| Stated goal |
Copy out each line of the data that holds the word "Search".

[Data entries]

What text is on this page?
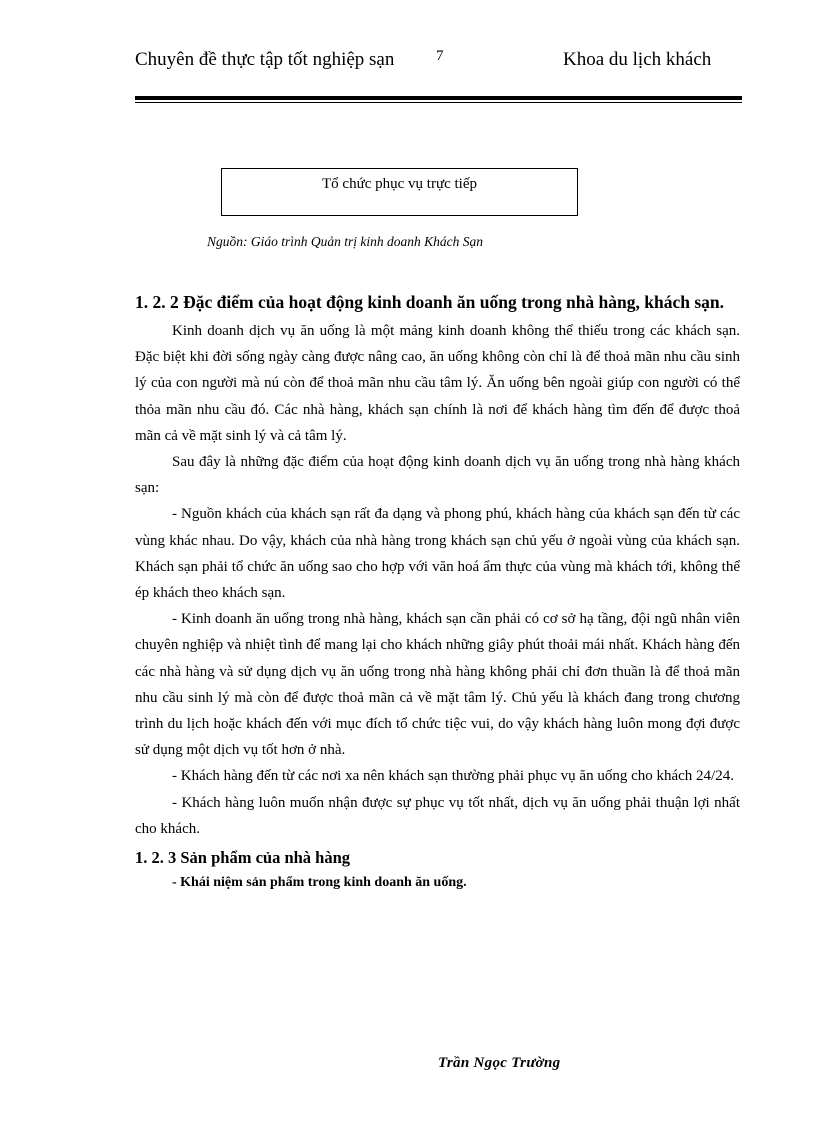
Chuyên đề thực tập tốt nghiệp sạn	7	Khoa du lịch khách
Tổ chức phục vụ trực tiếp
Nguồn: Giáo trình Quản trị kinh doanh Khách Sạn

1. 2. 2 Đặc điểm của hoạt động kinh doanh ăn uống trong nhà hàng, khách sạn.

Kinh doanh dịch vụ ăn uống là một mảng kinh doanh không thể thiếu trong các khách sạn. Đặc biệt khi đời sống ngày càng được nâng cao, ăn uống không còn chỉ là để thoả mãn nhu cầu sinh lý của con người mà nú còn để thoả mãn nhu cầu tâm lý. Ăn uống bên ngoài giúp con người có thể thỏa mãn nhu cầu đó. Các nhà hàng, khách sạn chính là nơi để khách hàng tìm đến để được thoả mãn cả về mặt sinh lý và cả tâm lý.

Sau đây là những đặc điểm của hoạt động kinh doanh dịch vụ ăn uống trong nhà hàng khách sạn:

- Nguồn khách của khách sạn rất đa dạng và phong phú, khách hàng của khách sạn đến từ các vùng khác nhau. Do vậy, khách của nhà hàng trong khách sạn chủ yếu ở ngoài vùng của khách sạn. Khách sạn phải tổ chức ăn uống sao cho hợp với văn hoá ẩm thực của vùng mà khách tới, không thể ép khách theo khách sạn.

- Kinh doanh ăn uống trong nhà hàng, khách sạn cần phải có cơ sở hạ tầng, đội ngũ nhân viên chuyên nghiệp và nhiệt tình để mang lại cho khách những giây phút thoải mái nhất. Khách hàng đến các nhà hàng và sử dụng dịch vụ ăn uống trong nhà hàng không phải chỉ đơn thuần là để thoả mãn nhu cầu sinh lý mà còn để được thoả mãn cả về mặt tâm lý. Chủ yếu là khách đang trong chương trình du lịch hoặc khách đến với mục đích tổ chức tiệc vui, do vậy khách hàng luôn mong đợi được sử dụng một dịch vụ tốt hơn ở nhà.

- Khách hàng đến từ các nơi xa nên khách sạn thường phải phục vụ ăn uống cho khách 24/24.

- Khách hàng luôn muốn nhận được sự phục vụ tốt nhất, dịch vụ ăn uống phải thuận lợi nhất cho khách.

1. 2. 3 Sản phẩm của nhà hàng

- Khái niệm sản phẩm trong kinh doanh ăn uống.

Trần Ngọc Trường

--

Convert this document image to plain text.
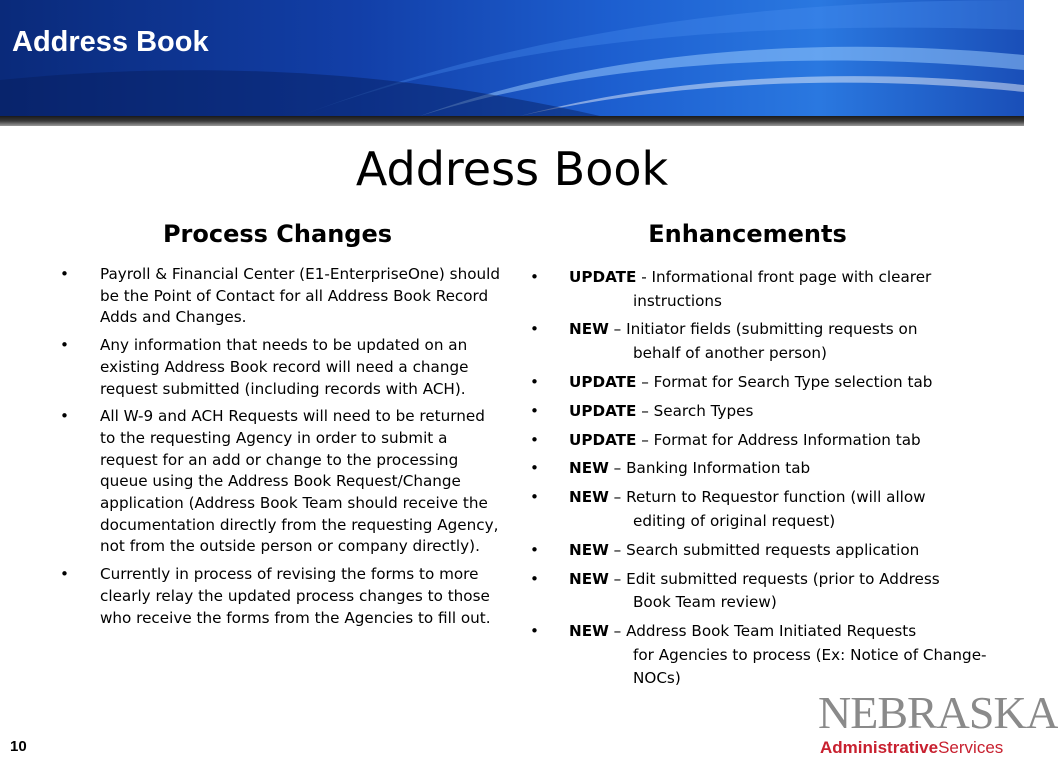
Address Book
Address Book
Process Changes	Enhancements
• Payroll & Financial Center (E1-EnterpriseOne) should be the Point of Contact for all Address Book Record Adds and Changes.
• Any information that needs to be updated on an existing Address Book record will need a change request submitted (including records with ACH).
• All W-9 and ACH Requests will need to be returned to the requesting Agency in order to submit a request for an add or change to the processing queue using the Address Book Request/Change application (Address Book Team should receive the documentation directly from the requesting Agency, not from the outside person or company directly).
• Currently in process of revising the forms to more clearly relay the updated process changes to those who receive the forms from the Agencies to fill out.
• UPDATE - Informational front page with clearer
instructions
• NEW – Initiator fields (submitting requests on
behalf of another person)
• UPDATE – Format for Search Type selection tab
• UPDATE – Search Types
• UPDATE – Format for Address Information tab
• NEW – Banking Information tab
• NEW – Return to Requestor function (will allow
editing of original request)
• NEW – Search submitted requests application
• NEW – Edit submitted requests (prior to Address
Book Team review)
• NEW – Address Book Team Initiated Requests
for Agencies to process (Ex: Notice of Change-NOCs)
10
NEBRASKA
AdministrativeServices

| Answer |
• UPDATE – Format for Search Type selection tab
• UPDATE – Search Types
• NEW – Search submitted requests application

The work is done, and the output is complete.